What the task requires> Where does the string "online" appear in the records? Copy every line that contains it.

Source records
============================================================

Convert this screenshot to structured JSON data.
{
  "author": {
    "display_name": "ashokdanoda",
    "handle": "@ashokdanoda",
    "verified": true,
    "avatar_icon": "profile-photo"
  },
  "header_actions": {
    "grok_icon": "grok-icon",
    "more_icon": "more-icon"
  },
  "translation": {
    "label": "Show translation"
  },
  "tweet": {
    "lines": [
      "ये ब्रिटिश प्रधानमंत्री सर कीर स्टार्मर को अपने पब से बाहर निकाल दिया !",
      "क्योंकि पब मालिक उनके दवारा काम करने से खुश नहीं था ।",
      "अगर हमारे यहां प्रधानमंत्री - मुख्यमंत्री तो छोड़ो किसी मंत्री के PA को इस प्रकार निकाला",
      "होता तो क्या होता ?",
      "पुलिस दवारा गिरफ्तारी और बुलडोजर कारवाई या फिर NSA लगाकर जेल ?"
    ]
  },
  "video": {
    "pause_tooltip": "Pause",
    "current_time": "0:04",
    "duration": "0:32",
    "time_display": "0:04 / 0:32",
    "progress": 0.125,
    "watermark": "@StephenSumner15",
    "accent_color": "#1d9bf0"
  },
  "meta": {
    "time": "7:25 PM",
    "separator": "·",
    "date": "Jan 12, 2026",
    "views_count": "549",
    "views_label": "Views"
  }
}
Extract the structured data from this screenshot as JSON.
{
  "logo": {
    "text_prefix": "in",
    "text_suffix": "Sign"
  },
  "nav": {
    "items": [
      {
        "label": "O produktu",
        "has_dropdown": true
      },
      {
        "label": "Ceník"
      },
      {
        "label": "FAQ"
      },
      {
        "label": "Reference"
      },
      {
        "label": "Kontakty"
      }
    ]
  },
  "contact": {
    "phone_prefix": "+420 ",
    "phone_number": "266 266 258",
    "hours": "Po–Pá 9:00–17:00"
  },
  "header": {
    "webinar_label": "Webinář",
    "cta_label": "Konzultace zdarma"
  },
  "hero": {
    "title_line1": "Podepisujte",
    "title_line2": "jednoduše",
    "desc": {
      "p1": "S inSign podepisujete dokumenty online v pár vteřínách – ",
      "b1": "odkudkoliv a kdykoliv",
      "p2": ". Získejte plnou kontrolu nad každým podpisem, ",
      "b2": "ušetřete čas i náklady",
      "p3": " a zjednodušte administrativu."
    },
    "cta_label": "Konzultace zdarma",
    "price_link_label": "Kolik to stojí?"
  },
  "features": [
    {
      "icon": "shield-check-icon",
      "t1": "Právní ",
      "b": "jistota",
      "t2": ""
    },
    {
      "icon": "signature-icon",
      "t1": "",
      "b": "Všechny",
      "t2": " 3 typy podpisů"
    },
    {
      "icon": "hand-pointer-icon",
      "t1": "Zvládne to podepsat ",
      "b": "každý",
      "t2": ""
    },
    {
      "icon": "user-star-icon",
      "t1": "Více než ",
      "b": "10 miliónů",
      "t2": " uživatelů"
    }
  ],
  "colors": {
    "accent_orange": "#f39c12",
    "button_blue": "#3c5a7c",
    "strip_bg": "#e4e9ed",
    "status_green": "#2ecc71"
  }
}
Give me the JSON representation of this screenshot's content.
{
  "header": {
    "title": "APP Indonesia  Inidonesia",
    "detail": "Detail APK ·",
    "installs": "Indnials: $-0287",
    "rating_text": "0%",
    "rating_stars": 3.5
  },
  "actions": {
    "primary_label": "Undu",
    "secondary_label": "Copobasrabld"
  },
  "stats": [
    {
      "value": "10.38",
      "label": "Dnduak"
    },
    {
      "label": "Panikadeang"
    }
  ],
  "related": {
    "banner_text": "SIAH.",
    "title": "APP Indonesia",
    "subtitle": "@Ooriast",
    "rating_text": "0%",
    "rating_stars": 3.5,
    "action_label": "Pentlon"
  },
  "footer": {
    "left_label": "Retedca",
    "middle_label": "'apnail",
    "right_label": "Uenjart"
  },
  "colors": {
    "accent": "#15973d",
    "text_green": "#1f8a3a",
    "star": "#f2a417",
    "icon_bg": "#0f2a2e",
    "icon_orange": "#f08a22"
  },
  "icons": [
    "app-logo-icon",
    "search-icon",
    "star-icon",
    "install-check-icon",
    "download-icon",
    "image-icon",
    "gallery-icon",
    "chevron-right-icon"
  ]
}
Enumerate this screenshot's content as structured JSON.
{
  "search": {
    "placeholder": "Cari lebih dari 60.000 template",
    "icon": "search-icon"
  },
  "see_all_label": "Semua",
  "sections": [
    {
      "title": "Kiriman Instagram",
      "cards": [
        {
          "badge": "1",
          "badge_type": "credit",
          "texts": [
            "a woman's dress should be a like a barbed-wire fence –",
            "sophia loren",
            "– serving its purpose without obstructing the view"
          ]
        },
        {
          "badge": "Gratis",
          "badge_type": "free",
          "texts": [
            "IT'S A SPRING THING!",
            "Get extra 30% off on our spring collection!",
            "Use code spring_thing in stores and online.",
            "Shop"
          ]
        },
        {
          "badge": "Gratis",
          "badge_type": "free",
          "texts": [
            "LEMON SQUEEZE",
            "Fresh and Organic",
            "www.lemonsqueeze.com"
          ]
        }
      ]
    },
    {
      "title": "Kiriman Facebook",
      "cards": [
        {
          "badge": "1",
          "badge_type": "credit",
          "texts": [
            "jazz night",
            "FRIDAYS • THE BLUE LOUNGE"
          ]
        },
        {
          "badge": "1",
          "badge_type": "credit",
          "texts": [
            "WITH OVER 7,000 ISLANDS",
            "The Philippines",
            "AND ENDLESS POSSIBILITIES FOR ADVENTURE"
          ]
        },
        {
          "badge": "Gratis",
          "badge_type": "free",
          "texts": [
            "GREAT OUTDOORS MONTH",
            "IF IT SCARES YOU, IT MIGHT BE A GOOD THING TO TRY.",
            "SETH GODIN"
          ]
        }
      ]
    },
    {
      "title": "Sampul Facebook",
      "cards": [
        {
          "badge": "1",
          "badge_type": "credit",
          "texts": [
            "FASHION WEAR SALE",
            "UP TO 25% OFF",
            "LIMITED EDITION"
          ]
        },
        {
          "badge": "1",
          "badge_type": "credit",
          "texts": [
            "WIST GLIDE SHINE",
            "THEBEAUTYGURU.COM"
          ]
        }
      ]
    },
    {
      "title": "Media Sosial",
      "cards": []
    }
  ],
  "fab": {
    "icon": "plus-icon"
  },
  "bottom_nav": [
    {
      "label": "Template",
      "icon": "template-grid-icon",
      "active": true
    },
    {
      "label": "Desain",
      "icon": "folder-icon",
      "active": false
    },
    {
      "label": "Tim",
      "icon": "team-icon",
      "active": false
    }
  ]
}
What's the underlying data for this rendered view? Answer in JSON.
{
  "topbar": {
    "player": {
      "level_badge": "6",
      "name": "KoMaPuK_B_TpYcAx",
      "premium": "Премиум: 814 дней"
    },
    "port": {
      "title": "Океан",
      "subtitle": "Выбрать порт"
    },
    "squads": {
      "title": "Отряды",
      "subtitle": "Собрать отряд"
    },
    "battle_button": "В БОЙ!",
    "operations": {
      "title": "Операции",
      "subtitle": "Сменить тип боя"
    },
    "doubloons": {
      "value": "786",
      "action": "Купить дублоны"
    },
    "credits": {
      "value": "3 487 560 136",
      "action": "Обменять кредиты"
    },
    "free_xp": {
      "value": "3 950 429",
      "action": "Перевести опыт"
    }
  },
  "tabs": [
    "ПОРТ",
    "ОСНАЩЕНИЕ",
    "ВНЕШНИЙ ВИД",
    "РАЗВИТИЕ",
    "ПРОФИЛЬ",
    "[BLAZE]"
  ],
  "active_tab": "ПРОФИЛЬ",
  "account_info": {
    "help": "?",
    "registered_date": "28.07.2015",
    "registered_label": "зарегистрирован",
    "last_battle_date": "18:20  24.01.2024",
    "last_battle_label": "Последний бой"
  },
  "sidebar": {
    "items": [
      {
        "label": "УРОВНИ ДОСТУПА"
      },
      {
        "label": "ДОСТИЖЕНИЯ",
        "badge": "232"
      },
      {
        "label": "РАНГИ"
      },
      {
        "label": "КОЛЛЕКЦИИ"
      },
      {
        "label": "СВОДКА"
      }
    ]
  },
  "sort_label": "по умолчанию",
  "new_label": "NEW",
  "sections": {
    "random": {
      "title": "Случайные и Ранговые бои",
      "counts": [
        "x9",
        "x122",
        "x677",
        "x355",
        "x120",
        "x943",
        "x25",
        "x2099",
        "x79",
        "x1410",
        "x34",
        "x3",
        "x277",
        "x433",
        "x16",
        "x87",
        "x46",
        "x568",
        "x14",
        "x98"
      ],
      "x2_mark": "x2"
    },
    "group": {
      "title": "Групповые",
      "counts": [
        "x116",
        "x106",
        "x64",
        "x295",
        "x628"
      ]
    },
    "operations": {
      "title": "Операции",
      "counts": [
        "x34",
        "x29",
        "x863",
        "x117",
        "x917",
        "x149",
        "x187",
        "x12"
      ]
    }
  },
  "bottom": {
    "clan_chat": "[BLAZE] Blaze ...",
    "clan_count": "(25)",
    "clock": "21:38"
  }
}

============================================================

Solved problem>
      "p1": "S inSign podepisujete dokumenty online v pár vteřínách – ",
            "Use code spring_thing in stores and online.",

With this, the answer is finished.